* PROVIDED RECORDS *
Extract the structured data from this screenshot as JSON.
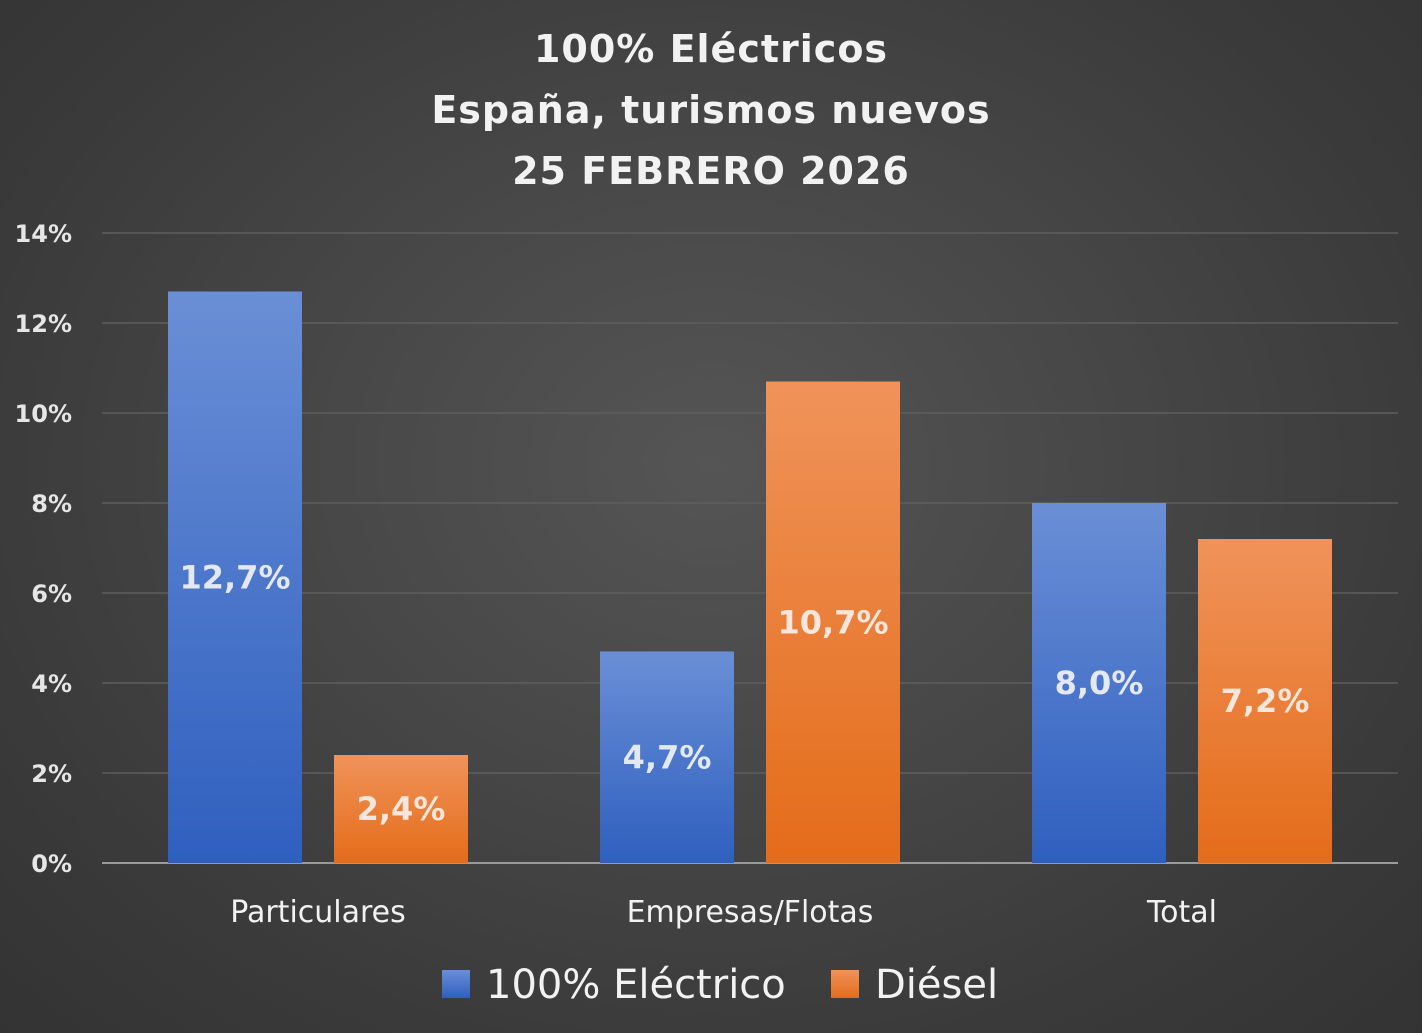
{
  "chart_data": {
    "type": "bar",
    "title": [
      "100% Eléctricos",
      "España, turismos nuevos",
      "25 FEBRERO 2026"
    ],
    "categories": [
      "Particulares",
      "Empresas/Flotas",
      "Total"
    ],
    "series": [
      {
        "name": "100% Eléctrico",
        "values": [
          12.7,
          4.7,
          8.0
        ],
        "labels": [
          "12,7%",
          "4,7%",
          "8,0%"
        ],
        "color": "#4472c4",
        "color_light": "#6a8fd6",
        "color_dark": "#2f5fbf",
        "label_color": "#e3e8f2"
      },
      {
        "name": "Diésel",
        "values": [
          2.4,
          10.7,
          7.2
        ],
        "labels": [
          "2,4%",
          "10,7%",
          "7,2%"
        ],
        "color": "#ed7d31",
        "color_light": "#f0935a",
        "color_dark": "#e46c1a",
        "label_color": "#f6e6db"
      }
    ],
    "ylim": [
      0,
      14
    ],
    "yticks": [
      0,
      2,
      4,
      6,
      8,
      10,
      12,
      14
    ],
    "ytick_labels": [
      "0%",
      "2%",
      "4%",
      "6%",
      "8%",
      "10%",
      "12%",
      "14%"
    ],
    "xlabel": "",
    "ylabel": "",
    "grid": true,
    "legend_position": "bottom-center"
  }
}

* THE TASK *
Leave the pictures out and reproduce each record exactly as written.

* RESPONSE BELOW *
Extract the structured data from this screenshot as JSON.
{
  "chart_data": {
    "type": "bar",
    "title": [
      "100% Eléctricos",
      "España, turismos nuevos",
      "25 FEBRERO 2026"
    ],
    "categories": [
      "Particulares",
      "Empresas/Flotas",
      "Total"
    ],
    "series": [
      {
        "name": "100% Eléctrico",
        "values": [
          12.7,
          4.7,
          8.0
        ],
        "labels": [
          "12,7%",
          "4,7%",
          "8,0%"
        ],
        "color": "#4472c4",
        "color_light": "#6a8fd6",
        "color_dark": "#2f5fbf",
        "label_color": "#e3e8f2"
      },
      {
        "name": "Diésel",
        "values": [
          2.4,
          10.7,
          7.2
        ],
        "labels": [
          "2,4%",
          "10,7%",
          "7,2%"
        ],
        "color": "#ed7d31",
        "color_light": "#f0935a",
        "color_dark": "#e46c1a",
        "label_color": "#f6e6db"
      }
    ],
    "ylim": [
      0,
      14
    ],
    "yticks": [
      0,
      2,
      4,
      6,
      8,
      10,
      12,
      14
    ],
    "ytick_labels": [
      "0%",
      "2%",
      "4%",
      "6%",
      "8%",
      "10%",
      "12%",
      "14%"
    ],
    "xlabel": "",
    "ylabel": "",
    "grid": true,
    "legend_position": "bottom-center"
  }
}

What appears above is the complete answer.